(Data records)
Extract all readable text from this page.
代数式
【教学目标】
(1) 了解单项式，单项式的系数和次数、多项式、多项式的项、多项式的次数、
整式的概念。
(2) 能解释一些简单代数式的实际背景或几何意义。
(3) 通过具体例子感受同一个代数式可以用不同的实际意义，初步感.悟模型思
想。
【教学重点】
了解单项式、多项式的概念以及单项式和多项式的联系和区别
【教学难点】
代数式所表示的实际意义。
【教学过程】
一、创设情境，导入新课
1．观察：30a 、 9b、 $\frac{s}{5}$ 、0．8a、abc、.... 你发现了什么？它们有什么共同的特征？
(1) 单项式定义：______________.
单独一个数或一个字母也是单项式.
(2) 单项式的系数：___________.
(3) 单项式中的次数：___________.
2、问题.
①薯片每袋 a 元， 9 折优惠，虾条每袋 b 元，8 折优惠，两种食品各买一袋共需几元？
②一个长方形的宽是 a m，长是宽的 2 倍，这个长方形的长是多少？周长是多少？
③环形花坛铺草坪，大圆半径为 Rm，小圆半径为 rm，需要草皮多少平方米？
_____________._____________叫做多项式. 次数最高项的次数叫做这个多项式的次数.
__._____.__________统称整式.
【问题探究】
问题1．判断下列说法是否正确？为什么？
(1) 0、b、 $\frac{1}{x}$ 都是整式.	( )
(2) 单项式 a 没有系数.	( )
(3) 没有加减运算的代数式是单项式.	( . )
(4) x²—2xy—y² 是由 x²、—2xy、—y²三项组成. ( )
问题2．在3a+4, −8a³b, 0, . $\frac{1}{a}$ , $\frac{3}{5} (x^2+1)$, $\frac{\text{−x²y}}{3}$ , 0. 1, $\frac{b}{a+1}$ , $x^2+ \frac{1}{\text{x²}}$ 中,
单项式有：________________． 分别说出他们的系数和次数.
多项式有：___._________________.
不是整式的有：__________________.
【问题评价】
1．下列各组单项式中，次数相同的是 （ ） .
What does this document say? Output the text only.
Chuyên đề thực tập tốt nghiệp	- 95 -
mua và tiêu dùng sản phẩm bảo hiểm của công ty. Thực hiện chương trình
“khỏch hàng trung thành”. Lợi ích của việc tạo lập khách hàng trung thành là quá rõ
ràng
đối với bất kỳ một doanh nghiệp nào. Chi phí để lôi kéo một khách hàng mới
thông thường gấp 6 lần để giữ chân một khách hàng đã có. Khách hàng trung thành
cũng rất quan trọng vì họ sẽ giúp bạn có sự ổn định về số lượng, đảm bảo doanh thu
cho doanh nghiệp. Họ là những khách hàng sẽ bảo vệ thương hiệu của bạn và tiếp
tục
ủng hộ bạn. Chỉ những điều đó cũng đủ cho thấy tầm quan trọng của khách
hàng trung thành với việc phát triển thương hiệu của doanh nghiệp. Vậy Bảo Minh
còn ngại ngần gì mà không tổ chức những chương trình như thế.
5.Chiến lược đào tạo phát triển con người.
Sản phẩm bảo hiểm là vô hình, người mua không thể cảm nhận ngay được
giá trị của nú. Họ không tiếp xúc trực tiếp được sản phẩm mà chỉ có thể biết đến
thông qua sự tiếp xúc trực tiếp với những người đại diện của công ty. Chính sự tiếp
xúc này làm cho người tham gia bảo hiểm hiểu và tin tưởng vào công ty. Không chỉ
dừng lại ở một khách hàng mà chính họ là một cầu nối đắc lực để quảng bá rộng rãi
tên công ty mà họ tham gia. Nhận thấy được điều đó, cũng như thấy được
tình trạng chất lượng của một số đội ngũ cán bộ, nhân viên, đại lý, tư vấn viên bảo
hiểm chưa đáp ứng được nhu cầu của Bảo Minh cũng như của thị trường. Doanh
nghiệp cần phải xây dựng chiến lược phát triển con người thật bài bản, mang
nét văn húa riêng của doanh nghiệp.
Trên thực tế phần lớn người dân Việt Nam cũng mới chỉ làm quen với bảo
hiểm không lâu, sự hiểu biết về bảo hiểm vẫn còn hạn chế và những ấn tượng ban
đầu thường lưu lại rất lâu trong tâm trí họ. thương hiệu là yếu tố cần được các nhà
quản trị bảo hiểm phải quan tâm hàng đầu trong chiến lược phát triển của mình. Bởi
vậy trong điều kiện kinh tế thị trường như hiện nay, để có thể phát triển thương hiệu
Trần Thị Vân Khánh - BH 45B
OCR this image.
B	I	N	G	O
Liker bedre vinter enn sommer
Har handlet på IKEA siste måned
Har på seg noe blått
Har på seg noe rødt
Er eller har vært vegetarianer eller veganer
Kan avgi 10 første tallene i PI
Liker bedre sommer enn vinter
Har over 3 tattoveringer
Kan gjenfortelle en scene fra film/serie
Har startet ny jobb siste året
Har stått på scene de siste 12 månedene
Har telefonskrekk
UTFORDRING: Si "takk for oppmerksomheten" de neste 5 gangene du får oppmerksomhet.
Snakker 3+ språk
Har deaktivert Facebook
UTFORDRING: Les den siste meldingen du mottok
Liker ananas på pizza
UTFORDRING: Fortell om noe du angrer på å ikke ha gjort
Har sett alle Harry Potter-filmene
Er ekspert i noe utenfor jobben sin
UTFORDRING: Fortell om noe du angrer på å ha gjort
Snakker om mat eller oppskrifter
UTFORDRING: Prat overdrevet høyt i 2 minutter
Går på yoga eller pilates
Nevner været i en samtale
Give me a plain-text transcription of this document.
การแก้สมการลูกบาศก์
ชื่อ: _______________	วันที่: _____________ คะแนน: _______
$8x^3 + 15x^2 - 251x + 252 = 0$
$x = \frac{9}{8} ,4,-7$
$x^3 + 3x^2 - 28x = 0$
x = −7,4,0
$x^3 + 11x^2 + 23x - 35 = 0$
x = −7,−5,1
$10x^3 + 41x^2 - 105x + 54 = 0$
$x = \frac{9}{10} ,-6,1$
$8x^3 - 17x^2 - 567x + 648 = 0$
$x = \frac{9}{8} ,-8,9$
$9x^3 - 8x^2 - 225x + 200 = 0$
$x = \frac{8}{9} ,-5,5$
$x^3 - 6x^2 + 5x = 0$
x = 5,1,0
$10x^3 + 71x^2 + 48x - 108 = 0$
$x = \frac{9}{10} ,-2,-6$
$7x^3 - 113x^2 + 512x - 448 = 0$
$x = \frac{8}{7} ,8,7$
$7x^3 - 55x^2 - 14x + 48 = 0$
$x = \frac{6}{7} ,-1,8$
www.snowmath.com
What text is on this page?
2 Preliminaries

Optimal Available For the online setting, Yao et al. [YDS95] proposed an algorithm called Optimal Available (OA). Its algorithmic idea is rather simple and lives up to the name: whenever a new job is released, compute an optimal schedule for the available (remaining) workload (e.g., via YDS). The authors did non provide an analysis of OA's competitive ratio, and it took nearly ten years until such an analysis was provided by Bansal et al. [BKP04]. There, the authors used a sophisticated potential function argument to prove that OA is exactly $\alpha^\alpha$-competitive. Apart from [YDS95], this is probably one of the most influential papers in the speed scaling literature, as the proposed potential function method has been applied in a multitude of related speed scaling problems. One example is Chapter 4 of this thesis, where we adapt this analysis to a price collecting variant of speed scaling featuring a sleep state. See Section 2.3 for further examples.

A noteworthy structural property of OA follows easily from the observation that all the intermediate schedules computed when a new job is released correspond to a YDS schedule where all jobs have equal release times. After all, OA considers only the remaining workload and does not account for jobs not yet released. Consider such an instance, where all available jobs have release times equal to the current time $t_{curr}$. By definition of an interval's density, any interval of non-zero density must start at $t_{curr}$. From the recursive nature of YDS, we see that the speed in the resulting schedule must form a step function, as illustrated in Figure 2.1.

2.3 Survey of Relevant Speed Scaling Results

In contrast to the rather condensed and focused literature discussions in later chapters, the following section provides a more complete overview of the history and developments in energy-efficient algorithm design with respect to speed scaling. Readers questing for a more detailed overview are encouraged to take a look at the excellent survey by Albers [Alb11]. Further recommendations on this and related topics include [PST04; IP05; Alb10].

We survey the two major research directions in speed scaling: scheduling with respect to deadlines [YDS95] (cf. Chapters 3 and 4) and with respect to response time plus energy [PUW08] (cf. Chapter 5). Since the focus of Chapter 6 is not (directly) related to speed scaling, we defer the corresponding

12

• **THE TASK**
Report every line containing the word "triển" from the listing above.

• **ANSWER IN FULL**
hàng trung thành với việc phát triển thương hiệu của doanh nghiệp. Vậy Bảo Minh
5.Chiến lược đào tạo phát triển con người.
nghiệp cần phải xây dựng chiến lược phát triển con người thật bài bản, mang
quản trị bảo hiểm phải quan tâm hàng đầu trong chiến lược phát triển của mình. Bởi
vậy trong điều kiện kinh tế thị trường như hiện nay, để có thể phát triển thương hiệu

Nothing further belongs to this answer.